• Data provided:
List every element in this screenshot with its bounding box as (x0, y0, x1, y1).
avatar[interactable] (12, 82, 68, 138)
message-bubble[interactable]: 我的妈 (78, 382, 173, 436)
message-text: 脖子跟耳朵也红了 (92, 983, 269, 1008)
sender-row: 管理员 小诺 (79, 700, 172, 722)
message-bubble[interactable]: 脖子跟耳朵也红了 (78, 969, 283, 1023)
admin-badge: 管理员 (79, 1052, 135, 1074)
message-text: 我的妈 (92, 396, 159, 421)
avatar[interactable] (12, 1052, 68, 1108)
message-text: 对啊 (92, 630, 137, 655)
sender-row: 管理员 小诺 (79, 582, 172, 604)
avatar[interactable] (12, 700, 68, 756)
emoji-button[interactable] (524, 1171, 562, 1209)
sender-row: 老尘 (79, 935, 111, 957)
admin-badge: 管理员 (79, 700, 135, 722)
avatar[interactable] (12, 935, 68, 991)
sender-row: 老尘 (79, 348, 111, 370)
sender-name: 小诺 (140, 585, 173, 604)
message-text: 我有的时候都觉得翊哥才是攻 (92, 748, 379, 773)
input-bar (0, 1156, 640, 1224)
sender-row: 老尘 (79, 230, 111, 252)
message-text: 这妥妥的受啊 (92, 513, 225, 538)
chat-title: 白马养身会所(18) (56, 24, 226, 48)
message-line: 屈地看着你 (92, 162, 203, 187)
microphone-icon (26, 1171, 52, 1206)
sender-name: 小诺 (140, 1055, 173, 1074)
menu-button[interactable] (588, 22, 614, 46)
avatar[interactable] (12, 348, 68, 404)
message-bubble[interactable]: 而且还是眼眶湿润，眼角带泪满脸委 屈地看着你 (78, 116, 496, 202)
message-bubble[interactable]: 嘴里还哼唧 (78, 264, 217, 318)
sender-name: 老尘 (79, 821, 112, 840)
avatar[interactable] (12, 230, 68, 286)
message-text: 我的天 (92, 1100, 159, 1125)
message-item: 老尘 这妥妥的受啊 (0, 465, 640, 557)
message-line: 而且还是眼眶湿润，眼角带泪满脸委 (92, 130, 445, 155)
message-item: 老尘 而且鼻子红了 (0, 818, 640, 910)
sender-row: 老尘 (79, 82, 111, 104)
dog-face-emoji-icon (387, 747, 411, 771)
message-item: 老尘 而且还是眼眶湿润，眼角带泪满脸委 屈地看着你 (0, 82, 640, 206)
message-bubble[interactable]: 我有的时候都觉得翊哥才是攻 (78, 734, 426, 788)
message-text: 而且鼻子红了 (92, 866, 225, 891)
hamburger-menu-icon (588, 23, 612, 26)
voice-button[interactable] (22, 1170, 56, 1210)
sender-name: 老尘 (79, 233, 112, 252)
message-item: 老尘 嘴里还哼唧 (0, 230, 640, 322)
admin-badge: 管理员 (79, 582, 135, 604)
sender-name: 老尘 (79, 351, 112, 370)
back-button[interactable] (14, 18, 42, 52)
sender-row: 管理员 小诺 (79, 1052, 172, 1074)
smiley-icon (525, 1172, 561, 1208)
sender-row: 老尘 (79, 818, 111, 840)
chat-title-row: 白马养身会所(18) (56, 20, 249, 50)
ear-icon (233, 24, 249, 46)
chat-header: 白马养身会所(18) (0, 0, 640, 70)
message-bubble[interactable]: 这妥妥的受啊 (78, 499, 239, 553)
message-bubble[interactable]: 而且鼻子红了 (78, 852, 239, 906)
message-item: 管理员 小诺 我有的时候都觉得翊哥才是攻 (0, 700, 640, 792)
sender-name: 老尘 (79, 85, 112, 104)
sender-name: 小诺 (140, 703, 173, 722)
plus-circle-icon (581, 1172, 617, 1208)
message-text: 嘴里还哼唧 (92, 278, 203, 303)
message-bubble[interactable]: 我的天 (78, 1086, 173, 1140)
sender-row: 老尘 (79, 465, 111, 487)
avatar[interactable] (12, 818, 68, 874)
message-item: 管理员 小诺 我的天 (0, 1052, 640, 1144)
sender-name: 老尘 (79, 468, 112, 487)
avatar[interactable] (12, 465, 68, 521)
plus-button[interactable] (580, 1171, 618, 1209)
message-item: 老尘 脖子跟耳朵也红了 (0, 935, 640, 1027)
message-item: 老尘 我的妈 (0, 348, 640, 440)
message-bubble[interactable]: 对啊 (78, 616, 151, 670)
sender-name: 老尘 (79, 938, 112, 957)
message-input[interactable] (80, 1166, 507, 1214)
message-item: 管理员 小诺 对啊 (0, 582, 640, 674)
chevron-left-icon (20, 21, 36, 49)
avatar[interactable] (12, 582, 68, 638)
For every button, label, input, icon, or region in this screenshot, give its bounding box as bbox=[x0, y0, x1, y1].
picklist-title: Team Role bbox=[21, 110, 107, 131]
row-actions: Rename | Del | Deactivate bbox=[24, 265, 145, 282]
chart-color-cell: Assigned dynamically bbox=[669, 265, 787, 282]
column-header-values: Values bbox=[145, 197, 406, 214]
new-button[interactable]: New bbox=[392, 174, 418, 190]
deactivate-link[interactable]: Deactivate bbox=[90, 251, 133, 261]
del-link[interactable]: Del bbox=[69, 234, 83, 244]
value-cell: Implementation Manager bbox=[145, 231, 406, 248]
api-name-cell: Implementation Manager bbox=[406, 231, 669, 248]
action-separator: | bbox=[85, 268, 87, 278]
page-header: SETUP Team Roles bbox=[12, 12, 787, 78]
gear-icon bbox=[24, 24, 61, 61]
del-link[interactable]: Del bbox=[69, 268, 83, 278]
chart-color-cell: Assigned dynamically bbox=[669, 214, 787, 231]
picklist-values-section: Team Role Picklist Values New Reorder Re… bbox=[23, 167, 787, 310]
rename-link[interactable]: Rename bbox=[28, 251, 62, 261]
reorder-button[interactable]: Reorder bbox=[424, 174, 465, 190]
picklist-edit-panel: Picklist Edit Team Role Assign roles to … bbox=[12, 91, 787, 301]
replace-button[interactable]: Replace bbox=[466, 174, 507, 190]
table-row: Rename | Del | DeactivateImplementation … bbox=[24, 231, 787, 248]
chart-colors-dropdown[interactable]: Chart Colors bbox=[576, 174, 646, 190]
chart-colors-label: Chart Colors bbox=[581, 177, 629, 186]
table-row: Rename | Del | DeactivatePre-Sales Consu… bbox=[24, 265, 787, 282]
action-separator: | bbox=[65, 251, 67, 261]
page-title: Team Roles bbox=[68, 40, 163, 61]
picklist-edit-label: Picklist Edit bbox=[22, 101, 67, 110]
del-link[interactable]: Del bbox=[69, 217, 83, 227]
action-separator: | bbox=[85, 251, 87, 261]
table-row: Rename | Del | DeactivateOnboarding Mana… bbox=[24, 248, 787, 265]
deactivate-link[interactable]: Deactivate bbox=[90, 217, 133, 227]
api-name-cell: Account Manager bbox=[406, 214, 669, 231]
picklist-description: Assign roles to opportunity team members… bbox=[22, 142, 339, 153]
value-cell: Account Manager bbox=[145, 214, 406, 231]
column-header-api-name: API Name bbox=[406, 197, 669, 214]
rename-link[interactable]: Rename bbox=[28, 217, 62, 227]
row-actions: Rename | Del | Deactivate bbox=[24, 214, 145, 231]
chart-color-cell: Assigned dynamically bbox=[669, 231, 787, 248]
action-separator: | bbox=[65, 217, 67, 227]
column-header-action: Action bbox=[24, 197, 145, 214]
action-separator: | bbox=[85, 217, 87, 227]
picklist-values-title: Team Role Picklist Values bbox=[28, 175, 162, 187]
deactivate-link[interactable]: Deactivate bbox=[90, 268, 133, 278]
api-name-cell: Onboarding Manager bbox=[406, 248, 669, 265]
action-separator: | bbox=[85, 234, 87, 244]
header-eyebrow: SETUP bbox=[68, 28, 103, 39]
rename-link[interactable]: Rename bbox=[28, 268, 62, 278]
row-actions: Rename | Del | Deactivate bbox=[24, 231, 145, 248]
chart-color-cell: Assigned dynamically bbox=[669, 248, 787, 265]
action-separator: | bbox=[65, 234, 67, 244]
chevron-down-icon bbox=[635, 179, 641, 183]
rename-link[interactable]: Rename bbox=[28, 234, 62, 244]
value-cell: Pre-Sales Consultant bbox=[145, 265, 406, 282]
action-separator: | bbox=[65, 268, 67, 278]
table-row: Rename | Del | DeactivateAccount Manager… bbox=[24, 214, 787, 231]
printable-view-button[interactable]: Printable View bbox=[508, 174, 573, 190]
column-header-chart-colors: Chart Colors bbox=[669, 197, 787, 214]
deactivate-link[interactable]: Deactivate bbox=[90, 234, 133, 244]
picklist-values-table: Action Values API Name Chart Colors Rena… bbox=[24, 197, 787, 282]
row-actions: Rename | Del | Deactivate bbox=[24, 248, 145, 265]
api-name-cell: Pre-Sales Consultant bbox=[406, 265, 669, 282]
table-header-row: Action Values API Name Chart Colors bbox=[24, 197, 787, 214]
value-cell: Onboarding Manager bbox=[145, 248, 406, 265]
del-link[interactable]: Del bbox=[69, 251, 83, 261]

• Stated exercise:
Reproduce everything from the beginning of the listing down to and including the line containing "admin-badge: 管理员 (79, 1052, 135, 1074)" as a numbered list, omitting any blank lines.

• The response:
1. List every element in this screenshot with its bounding box as (x0, y0, x1, y1).
2. avatar[interactable] (12, 82, 68, 138)
3. message-bubble[interactable]: 我的妈 (78, 382, 173, 436)
4. message-text: 脖子跟耳朵也红了 (92, 983, 269, 1008)
5. sender-row: 管理员 小诺 (79, 700, 172, 722)
6. message-bubble[interactable]: 脖子跟耳朵也红了 (78, 969, 283, 1023)
7. admin-badge: 管理员 (79, 1052, 135, 1074)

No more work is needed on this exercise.